Rows from a figure dataset:
□ □ □ □
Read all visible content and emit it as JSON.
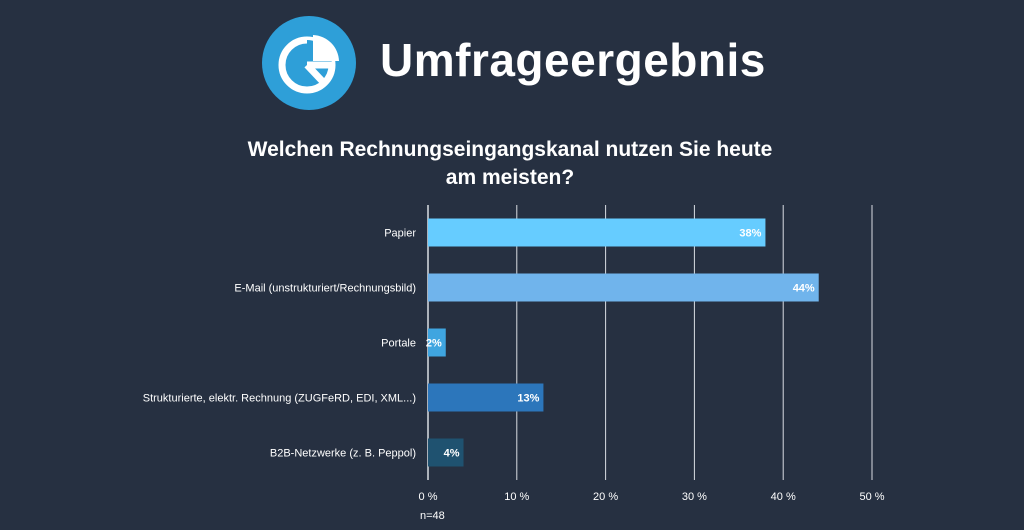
{
  "header": {
    "title": "Umfrageergebnis",
    "logo_icon": "pie-chart-icon",
    "logo_color": "#2e9fd8"
  },
  "chart_data": {
    "type": "bar",
    "orientation": "horizontal",
    "title": "Welchen Rechnungseingangskanal nutzen Sie heute am meisten?",
    "title_lines": [
      "Welchen Rechnungseingangskanal nutzen Sie heute",
      "am meisten?"
    ],
    "categories": [
      "Papier",
      "E-Mail (unstrukturiert/Rechnungsbild)",
      "Portale",
      "Strukturierte, elektr. Rechnung (ZUGFeRD, EDI, XML...)",
      "B2B-Netzwerke (z. B. Peppol)"
    ],
    "values": [
      38,
      44,
      2,
      13,
      4
    ],
    "data_labels": [
      "38%",
      "44%",
      "2%",
      "13%",
      "4%"
    ],
    "bar_colors": [
      "#66ccff",
      "#70b4ec",
      "#3fa5e0",
      "#2c76bb",
      "#1f5270"
    ],
    "xlim": [
      0,
      50
    ],
    "x_ticks": [
      0,
      10,
      20,
      30,
      40,
      50
    ],
    "x_tick_labels": [
      "0 %",
      "10 %",
      "20 %",
      "30 %",
      "40 %",
      "50 %"
    ],
    "grid": true,
    "note": "n=48"
  }
}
□ □ □ □
Exclude the pictures, and transcribe all of the material exactly.

• Answer to the task
Read all visible content and emit it as JSON.
{
  "header": {
    "title": "Umfrageergebnis",
    "logo_icon": "pie-chart-icon",
    "logo_color": "#2e9fd8"
  },
  "chart_data": {
    "type": "bar",
    "orientation": "horizontal",
    "title": "Welchen Rechnungseingangskanal nutzen Sie heute am meisten?",
    "title_lines": [
      "Welchen Rechnungseingangskanal nutzen Sie heute",
      "am meisten?"
    ],
    "categories": [
      "Papier",
      "E-Mail (unstrukturiert/Rechnungsbild)",
      "Portale",
      "Strukturierte, elektr. Rechnung (ZUGFeRD, EDI, XML...)",
      "B2B-Netzwerke (z. B. Peppol)"
    ],
    "values": [
      38,
      44,
      2,
      13,
      4
    ],
    "data_labels": [
      "38%",
      "44%",
      "2%",
      "13%",
      "4%"
    ],
    "bar_colors": [
      "#66ccff",
      "#70b4ec",
      "#3fa5e0",
      "#2c76bb",
      "#1f5270"
    ],
    "xlim": [
      0,
      50
    ],
    "x_ticks": [
      0,
      10,
      20,
      30,
      40,
      50
    ],
    "x_tick_labels": [
      "0 %",
      "10 %",
      "20 %",
      "30 %",
      "40 %",
      "50 %"
    ],
    "grid": true,
    "note": "n=48"
  }
}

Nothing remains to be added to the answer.